Problem to solve
Reproduce all of the data word for word.
::::
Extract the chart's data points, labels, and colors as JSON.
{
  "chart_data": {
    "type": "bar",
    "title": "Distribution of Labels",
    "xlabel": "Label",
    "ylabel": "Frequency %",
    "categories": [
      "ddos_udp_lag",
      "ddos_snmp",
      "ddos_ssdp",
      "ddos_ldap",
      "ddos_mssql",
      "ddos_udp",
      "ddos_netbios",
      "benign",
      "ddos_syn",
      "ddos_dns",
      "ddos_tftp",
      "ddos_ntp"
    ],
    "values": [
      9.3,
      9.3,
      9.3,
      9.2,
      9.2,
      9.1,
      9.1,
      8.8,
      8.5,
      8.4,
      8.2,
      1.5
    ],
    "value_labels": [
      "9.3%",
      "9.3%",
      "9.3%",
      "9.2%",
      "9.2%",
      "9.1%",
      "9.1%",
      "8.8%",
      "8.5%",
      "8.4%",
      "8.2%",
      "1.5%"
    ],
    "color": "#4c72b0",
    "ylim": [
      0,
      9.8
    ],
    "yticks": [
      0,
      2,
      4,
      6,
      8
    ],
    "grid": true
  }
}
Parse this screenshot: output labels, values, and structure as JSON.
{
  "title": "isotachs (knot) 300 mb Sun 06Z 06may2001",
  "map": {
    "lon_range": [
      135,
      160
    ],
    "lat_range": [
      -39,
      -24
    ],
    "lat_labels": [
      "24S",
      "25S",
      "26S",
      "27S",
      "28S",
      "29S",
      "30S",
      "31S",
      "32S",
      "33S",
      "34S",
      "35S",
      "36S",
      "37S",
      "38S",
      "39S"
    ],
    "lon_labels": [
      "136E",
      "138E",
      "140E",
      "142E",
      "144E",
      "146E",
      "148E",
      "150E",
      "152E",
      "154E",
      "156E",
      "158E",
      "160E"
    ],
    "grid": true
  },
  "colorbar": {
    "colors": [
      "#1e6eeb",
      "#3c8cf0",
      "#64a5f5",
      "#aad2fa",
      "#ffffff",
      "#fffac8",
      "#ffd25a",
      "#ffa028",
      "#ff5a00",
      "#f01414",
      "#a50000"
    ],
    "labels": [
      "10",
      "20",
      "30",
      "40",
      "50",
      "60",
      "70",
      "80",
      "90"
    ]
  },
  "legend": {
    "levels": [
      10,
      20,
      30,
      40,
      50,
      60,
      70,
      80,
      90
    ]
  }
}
::::
Reply to the exercise
Extract the chart's data points, labels, and colors as JSON.
{
  "chart_data": {
    "type": "bar",
    "title": "Distribution of Labels",
    "xlabel": "Label",
    "ylabel": "Frequency %",
    "categories": [
      "ddos_udp_lag",
      "ddos_snmp",
      "ddos_ssdp",
      "ddos_ldap",
      "ddos_mssql",
      "ddos_udp",
      "ddos_netbios",
      "benign",
      "ddos_syn",
      "ddos_dns",
      "ddos_tftp",
      "ddos_ntp"
    ],
    "values": [
      9.3,
      9.3,
      9.3,
      9.2,
      9.2,
      9.1,
      9.1,
      8.8,
      8.5,
      8.4,
      8.2,
      1.5
    ],
    "value_labels": [
      "9.3%",
      "9.3%",
      "9.3%",
      "9.2%",
      "9.2%",
      "9.1%",
      "9.1%",
      "8.8%",
      "8.5%",
      "8.4%",
      "8.2%",
      "1.5%"
    ],
    "color": "#4c72b0",
    "ylim": [
      0,
      9.8
    ],
    "yticks": [
      0,
      2,
      4,
      6,
      8
    ],
    "grid": true
  }
}
Parse this screenshot: output labels, values, and structure as JSON.
{
  "title": "isotachs (knot) 300 mb Sun 06Z 06may2001",
  "map": {
    "lon_range": [
      135,
      160
    ],
    "lat_range": [
      -39,
      -24
    ],
    "lat_labels": [
      "24S",
      "25S",
      "26S",
      "27S",
      "28S",
      "29S",
      "30S",
      "31S",
      "32S",
      "33S",
      "34S",
      "35S",
      "36S",
      "37S",
      "38S",
      "39S"
    ],
    "lon_labels": [
      "136E",
      "138E",
      "140E",
      "142E",
      "144E",
      "146E",
      "148E",
      "150E",
      "152E",
      "154E",
      "156E",
      "158E",
      "160E"
    ],
    "grid": true
  },
  "colorbar": {
    "colors": [
      "#1e6eeb",
      "#3c8cf0",
      "#64a5f5",
      "#aad2fa",
      "#ffffff",
      "#fffac8",
      "#ffd25a",
      "#ffa028",
      "#ff5a00",
      "#f01414",
      "#a50000"
    ],
    "labels": [
      "10",
      "20",
      "30",
      "40",
      "50",
      "60",
      "70",
      "80",
      "90"
    ]
  },
  "legend": {
    "levels": [
      10,
      20,
      30,
      40,
      50,
      60,
      70,
      80,
      90
    ]
  }
}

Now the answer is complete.